- **Given instruction**
Which lines hold the word "arthritis"? Copy each one.
═══ Data lines ═══
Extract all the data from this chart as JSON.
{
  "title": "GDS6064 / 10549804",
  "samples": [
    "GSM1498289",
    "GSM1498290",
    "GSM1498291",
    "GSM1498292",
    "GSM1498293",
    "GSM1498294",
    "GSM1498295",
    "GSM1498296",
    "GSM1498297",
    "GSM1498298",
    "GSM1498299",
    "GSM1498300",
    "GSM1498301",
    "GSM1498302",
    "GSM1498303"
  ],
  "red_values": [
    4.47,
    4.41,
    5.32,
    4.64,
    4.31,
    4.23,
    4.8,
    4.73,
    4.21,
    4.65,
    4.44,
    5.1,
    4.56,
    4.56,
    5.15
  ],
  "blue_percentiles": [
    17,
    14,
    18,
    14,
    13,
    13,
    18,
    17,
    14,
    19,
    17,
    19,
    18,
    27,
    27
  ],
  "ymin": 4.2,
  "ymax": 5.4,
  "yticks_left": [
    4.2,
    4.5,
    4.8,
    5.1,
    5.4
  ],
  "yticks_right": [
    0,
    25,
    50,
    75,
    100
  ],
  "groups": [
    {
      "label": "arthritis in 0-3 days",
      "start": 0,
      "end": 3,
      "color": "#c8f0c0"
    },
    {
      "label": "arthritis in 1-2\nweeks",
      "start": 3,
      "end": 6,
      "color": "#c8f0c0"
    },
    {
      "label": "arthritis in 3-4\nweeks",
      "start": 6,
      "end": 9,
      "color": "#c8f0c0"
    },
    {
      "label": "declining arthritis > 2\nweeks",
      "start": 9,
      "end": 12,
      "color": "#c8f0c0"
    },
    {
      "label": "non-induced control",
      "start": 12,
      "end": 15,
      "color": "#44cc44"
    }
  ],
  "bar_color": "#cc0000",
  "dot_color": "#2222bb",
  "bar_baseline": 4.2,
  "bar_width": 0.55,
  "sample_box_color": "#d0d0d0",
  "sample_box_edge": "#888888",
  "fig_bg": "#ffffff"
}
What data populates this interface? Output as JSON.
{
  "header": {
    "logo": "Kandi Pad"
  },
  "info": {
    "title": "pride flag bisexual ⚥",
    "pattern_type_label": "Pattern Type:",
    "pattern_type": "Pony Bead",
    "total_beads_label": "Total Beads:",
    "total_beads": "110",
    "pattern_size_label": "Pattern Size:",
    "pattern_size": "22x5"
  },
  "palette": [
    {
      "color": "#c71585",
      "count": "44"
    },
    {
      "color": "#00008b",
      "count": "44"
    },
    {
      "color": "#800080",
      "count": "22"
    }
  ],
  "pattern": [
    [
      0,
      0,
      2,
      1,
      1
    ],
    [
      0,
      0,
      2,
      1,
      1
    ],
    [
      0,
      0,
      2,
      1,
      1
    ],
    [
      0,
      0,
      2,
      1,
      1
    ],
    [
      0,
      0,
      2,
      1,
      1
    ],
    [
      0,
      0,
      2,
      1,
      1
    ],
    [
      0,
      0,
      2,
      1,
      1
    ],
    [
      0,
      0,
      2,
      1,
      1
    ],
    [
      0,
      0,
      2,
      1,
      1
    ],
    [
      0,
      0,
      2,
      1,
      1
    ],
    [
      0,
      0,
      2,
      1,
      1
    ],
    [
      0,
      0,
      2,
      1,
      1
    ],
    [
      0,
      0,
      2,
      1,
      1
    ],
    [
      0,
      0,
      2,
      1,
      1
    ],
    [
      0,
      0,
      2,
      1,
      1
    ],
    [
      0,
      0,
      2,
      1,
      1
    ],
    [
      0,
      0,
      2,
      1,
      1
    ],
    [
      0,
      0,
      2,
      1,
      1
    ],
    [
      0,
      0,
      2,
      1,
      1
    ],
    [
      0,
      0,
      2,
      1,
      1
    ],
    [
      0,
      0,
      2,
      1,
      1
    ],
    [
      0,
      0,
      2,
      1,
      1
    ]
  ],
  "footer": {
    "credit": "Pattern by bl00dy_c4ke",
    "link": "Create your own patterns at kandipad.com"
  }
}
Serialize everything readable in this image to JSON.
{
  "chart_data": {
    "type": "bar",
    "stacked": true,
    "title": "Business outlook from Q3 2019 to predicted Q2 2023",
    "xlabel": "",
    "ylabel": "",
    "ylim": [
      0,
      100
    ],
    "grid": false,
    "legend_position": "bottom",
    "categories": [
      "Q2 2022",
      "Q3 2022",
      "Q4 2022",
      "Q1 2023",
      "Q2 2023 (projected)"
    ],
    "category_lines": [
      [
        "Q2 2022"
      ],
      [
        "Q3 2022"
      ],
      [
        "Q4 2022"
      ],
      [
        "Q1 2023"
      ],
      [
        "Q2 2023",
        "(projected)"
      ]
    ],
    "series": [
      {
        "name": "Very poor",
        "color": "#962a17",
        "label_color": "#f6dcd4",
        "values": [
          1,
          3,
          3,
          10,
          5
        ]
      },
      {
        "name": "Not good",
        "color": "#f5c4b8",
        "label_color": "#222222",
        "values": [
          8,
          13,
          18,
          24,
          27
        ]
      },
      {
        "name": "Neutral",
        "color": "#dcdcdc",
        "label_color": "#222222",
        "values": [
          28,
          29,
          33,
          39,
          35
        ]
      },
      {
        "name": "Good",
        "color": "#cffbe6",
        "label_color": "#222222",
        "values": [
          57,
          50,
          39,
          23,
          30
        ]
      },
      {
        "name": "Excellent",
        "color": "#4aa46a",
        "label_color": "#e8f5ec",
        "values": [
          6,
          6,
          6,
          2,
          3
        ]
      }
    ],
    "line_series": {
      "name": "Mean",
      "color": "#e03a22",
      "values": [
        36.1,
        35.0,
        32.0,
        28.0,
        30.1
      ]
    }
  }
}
═══
- **Complete answer**
      "label": "arthritis in 0-3 days",
      "label": "arthritis in 1-2\nweeks",
      "label": "arthritis in 3-4\nweeks",
      "label": "declining arthritis > 2\nweeks",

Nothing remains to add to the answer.